* **Entries with figure data**:
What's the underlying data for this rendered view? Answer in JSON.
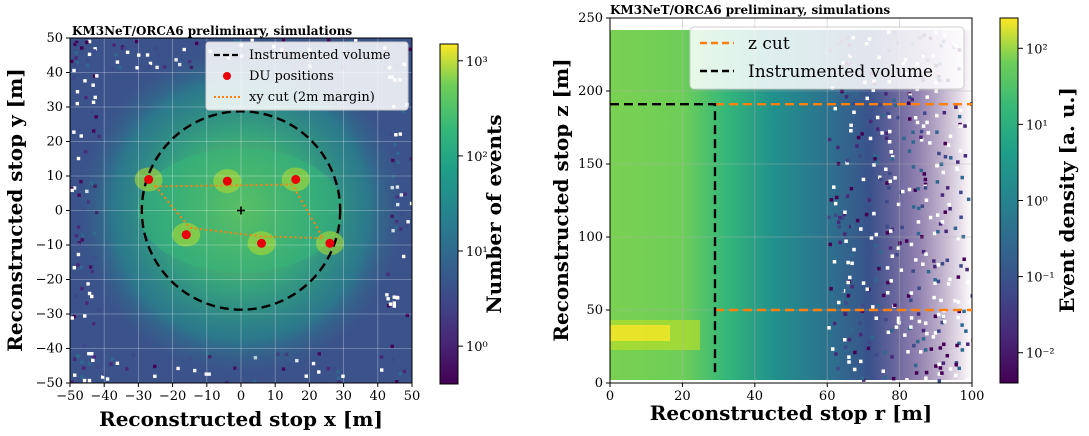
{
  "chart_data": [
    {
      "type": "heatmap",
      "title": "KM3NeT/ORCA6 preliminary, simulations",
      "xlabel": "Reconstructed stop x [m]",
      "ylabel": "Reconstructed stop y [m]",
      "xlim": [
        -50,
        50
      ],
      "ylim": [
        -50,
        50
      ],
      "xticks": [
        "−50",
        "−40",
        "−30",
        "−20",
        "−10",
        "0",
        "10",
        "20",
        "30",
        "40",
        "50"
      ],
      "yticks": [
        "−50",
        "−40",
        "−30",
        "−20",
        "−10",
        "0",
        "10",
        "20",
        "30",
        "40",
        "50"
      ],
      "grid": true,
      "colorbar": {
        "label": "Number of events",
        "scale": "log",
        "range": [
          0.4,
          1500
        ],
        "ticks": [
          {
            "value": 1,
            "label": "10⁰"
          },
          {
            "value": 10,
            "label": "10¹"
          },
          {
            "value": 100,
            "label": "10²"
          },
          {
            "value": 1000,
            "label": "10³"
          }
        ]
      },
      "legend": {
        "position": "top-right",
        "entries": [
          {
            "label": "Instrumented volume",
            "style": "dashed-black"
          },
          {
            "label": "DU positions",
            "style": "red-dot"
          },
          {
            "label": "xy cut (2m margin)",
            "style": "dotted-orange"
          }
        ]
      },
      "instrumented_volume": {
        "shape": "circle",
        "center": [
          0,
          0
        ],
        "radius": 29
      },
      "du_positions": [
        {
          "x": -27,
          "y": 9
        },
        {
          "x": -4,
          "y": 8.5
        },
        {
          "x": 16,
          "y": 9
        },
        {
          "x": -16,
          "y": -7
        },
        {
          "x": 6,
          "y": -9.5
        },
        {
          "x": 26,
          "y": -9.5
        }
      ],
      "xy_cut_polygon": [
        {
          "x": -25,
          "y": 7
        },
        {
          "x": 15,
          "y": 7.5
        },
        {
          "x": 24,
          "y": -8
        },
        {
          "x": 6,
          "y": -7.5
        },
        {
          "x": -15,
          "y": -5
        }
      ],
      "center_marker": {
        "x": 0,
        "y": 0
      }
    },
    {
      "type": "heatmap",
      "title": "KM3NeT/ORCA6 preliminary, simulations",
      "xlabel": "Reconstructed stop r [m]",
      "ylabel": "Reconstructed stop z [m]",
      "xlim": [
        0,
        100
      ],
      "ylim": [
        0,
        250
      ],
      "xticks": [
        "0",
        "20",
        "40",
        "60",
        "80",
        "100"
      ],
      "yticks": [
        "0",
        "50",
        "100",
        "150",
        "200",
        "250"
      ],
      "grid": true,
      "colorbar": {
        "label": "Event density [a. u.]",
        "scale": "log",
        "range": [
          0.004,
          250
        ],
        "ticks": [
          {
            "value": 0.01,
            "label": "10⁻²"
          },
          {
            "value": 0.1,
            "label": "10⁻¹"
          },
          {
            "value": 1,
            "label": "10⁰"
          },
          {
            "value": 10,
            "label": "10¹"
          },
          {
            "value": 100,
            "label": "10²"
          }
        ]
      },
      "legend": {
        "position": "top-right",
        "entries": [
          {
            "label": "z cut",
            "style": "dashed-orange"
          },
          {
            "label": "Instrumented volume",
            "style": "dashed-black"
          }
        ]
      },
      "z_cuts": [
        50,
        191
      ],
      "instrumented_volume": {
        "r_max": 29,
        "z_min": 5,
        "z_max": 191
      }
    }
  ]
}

* **What you will do**: Reproduce the whole listing word for word, setting aside any pictures.

* **Task answer**:
What's the underlying data for this rendered view? Answer in JSON.
{
  "chart_data": [
    {
      "type": "heatmap",
      "title": "KM3NeT/ORCA6 preliminary, simulations",
      "xlabel": "Reconstructed stop x [m]",
      "ylabel": "Reconstructed stop y [m]",
      "xlim": [
        -50,
        50
      ],
      "ylim": [
        -50,
        50
      ],
      "xticks": [
        "−50",
        "−40",
        "−30",
        "−20",
        "−10",
        "0",
        "10",
        "20",
        "30",
        "40",
        "50"
      ],
      "yticks": [
        "−50",
        "−40",
        "−30",
        "−20",
        "−10",
        "0",
        "10",
        "20",
        "30",
        "40",
        "50"
      ],
      "grid": true,
      "colorbar": {
        "label": "Number of events",
        "scale": "log",
        "range": [
          0.4,
          1500
        ],
        "ticks": [
          {
            "value": 1,
            "label": "10⁰"
          },
          {
            "value": 10,
            "label": "10¹"
          },
          {
            "value": 100,
            "label": "10²"
          },
          {
            "value": 1000,
            "label": "10³"
          }
        ]
      },
      "legend": {
        "position": "top-right",
        "entries": [
          {
            "label": "Instrumented volume",
            "style": "dashed-black"
          },
          {
            "label": "DU positions",
            "style": "red-dot"
          },
          {
            "label": "xy cut (2m margin)",
            "style": "dotted-orange"
          }
        ]
      },
      "instrumented_volume": {
        "shape": "circle",
        "center": [
          0,
          0
        ],
        "radius": 29
      },
      "du_positions": [
        {
          "x": -27,
          "y": 9
        },
        {
          "x": -4,
          "y": 8.5
        },
        {
          "x": 16,
          "y": 9
        },
        {
          "x": -16,
          "y": -7
        },
        {
          "x": 6,
          "y": -9.5
        },
        {
          "x": 26,
          "y": -9.5
        }
      ],
      "xy_cut_polygon": [
        {
          "x": -25,
          "y": 7
        },
        {
          "x": 15,
          "y": 7.5
        },
        {
          "x": 24,
          "y": -8
        },
        {
          "x": 6,
          "y": -7.5
        },
        {
          "x": -15,
          "y": -5
        }
      ],
      "center_marker": {
        "x": 0,
        "y": 0
      }
    },
    {
      "type": "heatmap",
      "title": "KM3NeT/ORCA6 preliminary, simulations",
      "xlabel": "Reconstructed stop r [m]",
      "ylabel": "Reconstructed stop z [m]",
      "xlim": [
        0,
        100
      ],
      "ylim": [
        0,
        250
      ],
      "xticks": [
        "0",
        "20",
        "40",
        "60",
        "80",
        "100"
      ],
      "yticks": [
        "0",
        "50",
        "100",
        "150",
        "200",
        "250"
      ],
      "grid": true,
      "colorbar": {
        "label": "Event density [a. u.]",
        "scale": "log",
        "range": [
          0.004,
          250
        ],
        "ticks": [
          {
            "value": 0.01,
            "label": "10⁻²"
          },
          {
            "value": 0.1,
            "label": "10⁻¹"
          },
          {
            "value": 1,
            "label": "10⁰"
          },
          {
            "value": 10,
            "label": "10¹"
          },
          {
            "value": 100,
            "label": "10²"
          }
        ]
      },
      "legend": {
        "position": "top-right",
        "entries": [
          {
            "label": "z cut",
            "style": "dashed-orange"
          },
          {
            "label": "Instrumented volume",
            "style": "dashed-black"
          }
        ]
      },
      "z_cuts": [
        50,
        191
      ],
      "instrumented_volume": {
        "r_max": 29,
        "z_min": 5,
        "z_max": 191
      }
    }
  ]
}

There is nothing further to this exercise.